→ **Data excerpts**
--- --- ---

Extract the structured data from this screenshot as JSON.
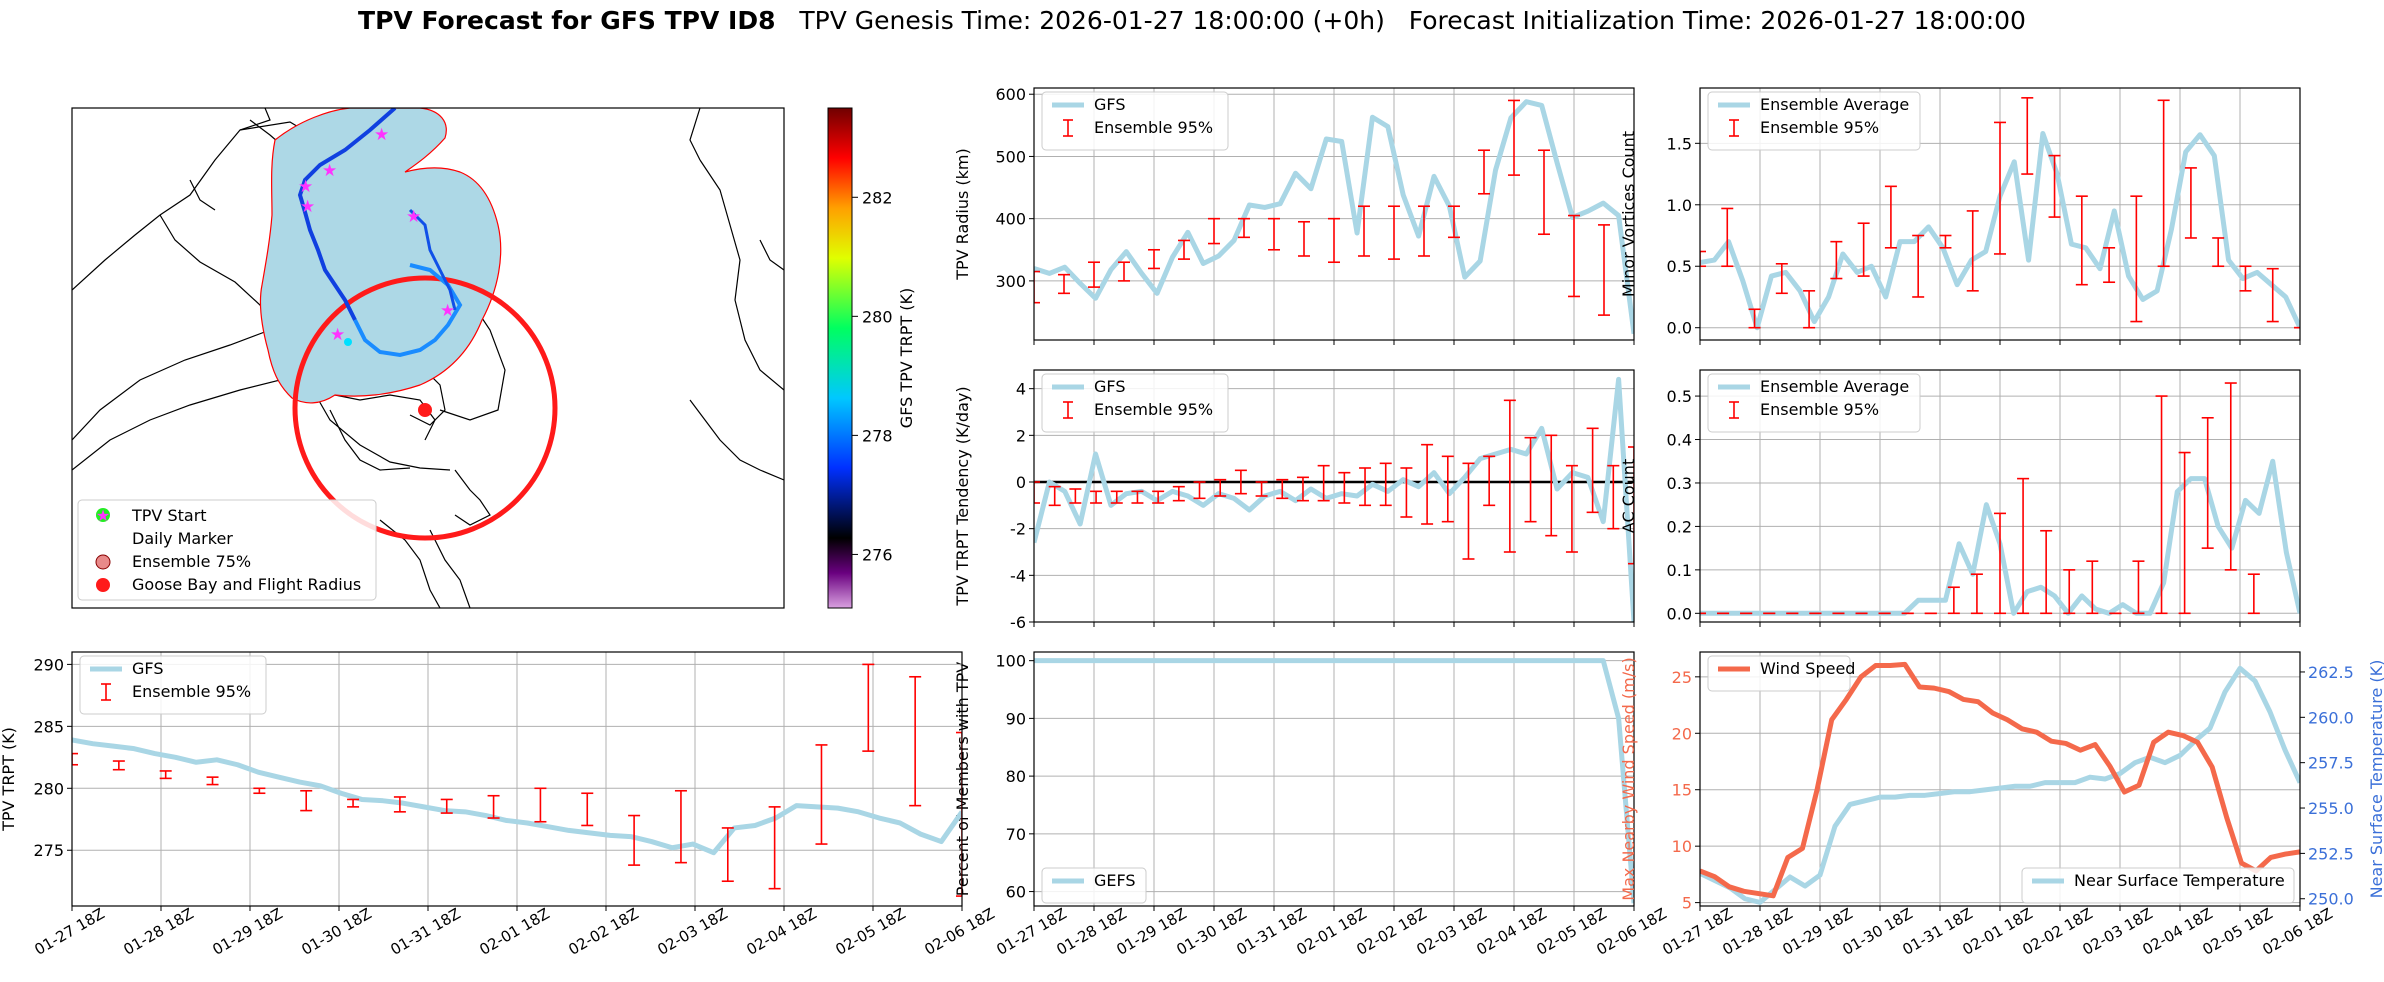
{
  "title": {
    "bold": "TPV Forecast for GFS TPV ID8",
    "genesis": "TPV Genesis Time: 2026-01-27 18:00:00 (+0h)",
    "init": "Forecast Initialization Time: 2026-01-27 18:00:00"
  },
  "colors": {
    "light_blue": "#a9d6e5",
    "red": "#ff0000",
    "orange": "#f4694b",
    "blue": "#3a6fd8"
  },
  "map": {
    "legend": [
      "TPV Start",
      "Daily Marker",
      "Ensemble 75%",
      "Goose Bay and Flight Radius"
    ],
    "colorbar": {
      "label": "GFS TPV TRPT (K)",
      "ticks": [
        "276",
        "278",
        "280",
        "282"
      ],
      "range": [
        275.1,
        283.5
      ]
    }
  },
  "chart_data": [
    {
      "id": "radius",
      "type": "line",
      "ylabel": "TPV Radius (km)",
      "ylim": [
        205,
        610
      ],
      "yticks": [
        300,
        400,
        500,
        600
      ],
      "series_legend": [
        "GFS",
        "Ensemble 95%"
      ],
      "gfs": [
        320,
        312,
        322,
        296,
        272,
        318,
        347,
        312,
        280,
        338,
        378,
        328,
        340,
        365,
        422,
        418,
        424,
        473,
        448,
        528,
        524,
        377,
        563,
        548,
        438,
        372,
        468,
        420,
        306,
        332,
        478,
        562,
        588,
        582,
        490,
        402,
        412,
        425,
        405,
        215
      ],
      "ens_lo": [
        265,
        null,
        280,
        null,
        290,
        null,
        300,
        null,
        320,
        null,
        335,
        null,
        360,
        null,
        370,
        null,
        350,
        null,
        340,
        null,
        330,
        null,
        340,
        null,
        335,
        null,
        340,
        null,
        370,
        null,
        440,
        null,
        470,
        null,
        375,
        null,
        275,
        null,
        245,
        null,
        null
      ],
      "ens_hi": [
        315,
        null,
        310,
        null,
        330,
        null,
        330,
        null,
        350,
        null,
        365,
        null,
        400,
        null,
        400,
        null,
        400,
        null,
        395,
        null,
        400,
        null,
        420,
        null,
        420,
        null,
        420,
        null,
        420,
        null,
        510,
        null,
        590,
        null,
        510,
        null,
        405,
        null,
        390,
        null,
        420
      ]
    },
    {
      "id": "tendency",
      "type": "line",
      "ylabel": "TPV TRPT Tendency (K/day)",
      "ylim": [
        -6,
        4.8
      ],
      "yticks": [
        -6,
        -4,
        -2,
        0,
        2,
        4
      ],
      "series_legend": [
        "GFS",
        "Ensemble 95%"
      ],
      "gfs": [
        -2.6,
        0.0,
        -0.4,
        -1.8,
        1.2,
        -1.0,
        -0.5,
        -0.4,
        -0.8,
        -0.4,
        -0.6,
        -1.0,
        -0.5,
        -0.7,
        -1.2,
        -0.6,
        -0.4,
        -0.8,
        -0.3,
        -0.7,
        -0.5,
        -0.6,
        -0.1,
        -0.4,
        0.1,
        -0.2,
        0.4,
        -0.5,
        0.2,
        1.0,
        1.2,
        1.4,
        1.2,
        2.3,
        -0.3,
        0.4,
        0.2,
        -1.7,
        4.4,
        -6.0
      ],
      "ens_lo": [
        -0.9,
        -1.0,
        -0.9,
        -0.9,
        -0.9,
        -0.9,
        -0.9,
        -0.8,
        -0.7,
        -0.6,
        -0.5,
        -0.6,
        -0.7,
        -0.8,
        -0.8,
        -0.9,
        -1.0,
        -1.0,
        -1.5,
        -1.8,
        -1.7,
        -3.3,
        -1.0,
        -3.0,
        -1.7,
        -2.3,
        -3.0,
        -1.3,
        -2.0,
        -3.5
      ],
      "ens_hi": [
        0.0,
        -0.2,
        -0.3,
        -0.4,
        -0.4,
        -0.4,
        -0.4,
        -0.2,
        0.0,
        0.1,
        0.5,
        0.0,
        0.1,
        0.2,
        0.7,
        0.4,
        0.6,
        0.8,
        0.6,
        1.6,
        1.1,
        0.8,
        1.1,
        3.5,
        1.9,
        2.0,
        0.7,
        2.3,
        0.7,
        1.5
      ],
      "zero_line": 0
    },
    {
      "id": "members",
      "type": "line",
      "ylabel": "Percent of Members with TPV",
      "ylim": [
        57.5,
        101.5
      ],
      "yticks": [
        60,
        70,
        80,
        90,
        100
      ],
      "series_legend": [
        "GEFS"
      ],
      "gefs": [
        100,
        100,
        100,
        100,
        100,
        100,
        100,
        100,
        100,
        100,
        100,
        100,
        100,
        100,
        100,
        100,
        100,
        100,
        100,
        100,
        100,
        100,
        100,
        100,
        100,
        100,
        100,
        100,
        100,
        100,
        100,
        100,
        100,
        100,
        100,
        100,
        100,
        100,
        90,
        58
      ]
    },
    {
      "id": "minor",
      "type": "line",
      "ylabel": "Minor Vortices Count",
      "ylim": [
        -0.1,
        1.95
      ],
      "yticks": [
        0.0,
        0.5,
        1.0,
        1.5
      ],
      "series_legend": [
        "Ensemble Average",
        "Ensemble 95%"
      ],
      "avg": [
        0.53,
        0.55,
        0.7,
        0.38,
        0.0,
        0.42,
        0.45,
        0.3,
        0.05,
        0.25,
        0.6,
        0.45,
        0.5,
        0.25,
        0.7,
        0.7,
        0.82,
        0.65,
        0.35,
        0.55,
        0.62,
        1.07,
        1.35,
        0.55,
        1.58,
        1.25,
        0.68,
        0.65,
        0.48,
        0.95,
        0.42,
        0.23,
        0.3,
        0.8,
        1.43,
        1.57,
        1.4,
        0.55,
        0.4,
        0.45,
        0.35,
        0.25,
        0.0
      ],
      "ens_lo": [
        0.5,
        0.5,
        0.0,
        0.28,
        0.0,
        0.4,
        0.42,
        0.65,
        0.25,
        0.65,
        0.3,
        0.6,
        1.25,
        1.4,
        0.35,
        0.65,
        0.05,
        0.5,
        1.3,
        0.5,
        0.3,
        0.05,
        0.0
      ],
      "ens_hi": [
        0.62,
        0.97,
        0.15,
        0.52,
        0.3,
        0.7,
        0.85,
        1.15,
        0.75,
        0.75,
        0.95,
        1.67,
        1.87,
        0.9,
        1.07,
        0.37,
        1.07,
        1.85,
        0.73,
        0.73,
        0.5,
        0.48,
        0.0
      ]
    },
    {
      "id": "ac",
      "type": "line",
      "ylabel": "AC Count",
      "ylim": [
        -0.02,
        0.56
      ],
      "yticks": [
        0.0,
        0.1,
        0.2,
        0.3,
        0.4,
        0.5
      ],
      "series_legend": [
        "Ensemble Average",
        "Ensemble 95%"
      ],
      "avg": [
        0.0,
        0.0,
        0.0,
        0.0,
        0.0,
        0.0,
        0.0,
        0.0,
        0.0,
        0.0,
        0.0,
        0.0,
        0.0,
        0.0,
        0.0,
        0.0,
        0.03,
        0.03,
        0.03,
        0.16,
        0.09,
        0.25,
        0.16,
        0.0,
        0.05,
        0.06,
        0.04,
        0.0,
        0.04,
        0.01,
        0.0,
        0.02,
        0.0,
        0.0,
        0.07,
        0.28,
        0.31,
        0.31,
        0.2,
        0.15,
        0.26,
        0.23,
        0.35,
        0.14,
        0.0
      ],
      "ens_lo": [
        0.0,
        0.0,
        0.0,
        0.0,
        0.0,
        0.0,
        0.0,
        0.0,
        0.0,
        0.0,
        0.0,
        0.0,
        0.0,
        0.0,
        0.0,
        0.0,
        0.0,
        0.0,
        0.0,
        0.0,
        0.0,
        0.0,
        0.15,
        0.1,
        0.09,
        0.17,
        0.0
      ],
      "ens_hi": [
        0.0,
        0.0,
        0.0,
        0.0,
        0.0,
        0.0,
        0.0,
        0.0,
        0.0,
        0.0,
        0.0,
        0.06,
        0.09,
        0.23,
        0.31,
        0.19,
        0.1,
        0.12,
        0.0,
        0.12,
        0.5,
        0.37,
        0.45,
        0.53,
        0.0
      ]
    },
    {
      "id": "trpt",
      "type": "line",
      "ylabel": "TPV TRPT (K)",
      "ylim": [
        270.5,
        291
      ],
      "yticks": [
        275,
        280,
        285,
        290
      ],
      "series_legend": [
        "GFS",
        "Ensemble 95%"
      ],
      "gfs": [
        283.9,
        283.6,
        283.4,
        283.2,
        282.8,
        282.5,
        282.1,
        282.3,
        281.9,
        281.3,
        280.9,
        280.5,
        280.2,
        279.6,
        279.1,
        279.0,
        278.8,
        278.5,
        278.2,
        278.1,
        277.8,
        277.4,
        277.2,
        276.9,
        276.6,
        276.4,
        276.2,
        276.1,
        275.7,
        275.2,
        275.5,
        274.8,
        276.8,
        277.0,
        277.6,
        278.6,
        278.5,
        278.4,
        278.1,
        277.6,
        277.2,
        276.3,
        275.7,
        278.1
      ],
      "ens_lo": [
        281.9,
        281.5,
        280.8,
        280.3,
        279.6,
        278.2,
        278.5,
        278.1,
        278.0,
        277.6,
        277.3,
        277.0,
        273.8,
        274.0,
        272.5,
        271.9,
        275.5,
        283.0,
        278.6,
        271.3
      ],
      "ens_hi": [
        282.8,
        282.2,
        281.4,
        280.9,
        280.0,
        279.8,
        279.1,
        279.3,
        279.1,
        279.4,
        280.0,
        279.6,
        277.8,
        279.8,
        276.8,
        278.5,
        283.5,
        290.0,
        289.0,
        284.5
      ]
    },
    {
      "id": "wind",
      "type": "line",
      "ylabel": "Max Nearby Wind Speed (m/s)",
      "y2label": "Near Surface Temperature (K)",
      "ylim": [
        4.7,
        27.2
      ],
      "yticks": [
        5,
        10,
        15,
        20,
        25
      ],
      "y2lim": [
        249.6,
        263.6
      ],
      "y2ticks": [
        250.0,
        252.5,
        255.0,
        257.5,
        260.0,
        262.5
      ],
      "series_legend": [
        "Wind Speed",
        "Near Surface Temperature"
      ],
      "wind": [
        7.8,
        7.3,
        6.4,
        6.0,
        5.8,
        5.6,
        9.0,
        9.8,
        15.0,
        21.2,
        23.0,
        25.0,
        26.0,
        26.0,
        26.1,
        24.1,
        24.0,
        23.7,
        23.0,
        22.8,
        21.8,
        21.2,
        20.4,
        20.1,
        19.3,
        19.1,
        18.5,
        19.0,
        17.1,
        14.8,
        15.4,
        19.2,
        20.1,
        19.8,
        19.2,
        17.0,
        12.5,
        8.5,
        7.8,
        9.0,
        9.3,
        9.5
      ],
      "temp": [
        251.4,
        251.0,
        250.6,
        250.0,
        249.8,
        250.5,
        251.2,
        250.7,
        251.3,
        254.0,
        255.2,
        255.4,
        255.6,
        255.6,
        255.7,
        255.7,
        255.8,
        255.9,
        255.9,
        256.0,
        256.1,
        256.2,
        256.2,
        256.4,
        256.4,
        256.4,
        256.7,
        256.6,
        256.9,
        257.5,
        257.8,
        257.5,
        257.9,
        258.7,
        259.4,
        261.4,
        262.7,
        262.0,
        260.3,
        258.2,
        256.4
      ]
    }
  ],
  "x_ticks": [
    "01-27 18Z",
    "01-28 18Z",
    "01-29 18Z",
    "01-30 18Z",
    "01-31 18Z",
    "02-01 18Z",
    "02-02 18Z",
    "02-03 18Z",
    "02-04 18Z",
    "02-05 18Z",
    "02-06 18Z"
  ]
}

--- --- ---

→ **WHAT IS BEING ASKED**
Every line of the entries that includes "Temperature" must be copied into the answer.

→ **WRITTEN ANSWER**
      "y2label": "Near Surface Temperature (K)",
        "Near Surface Temperature"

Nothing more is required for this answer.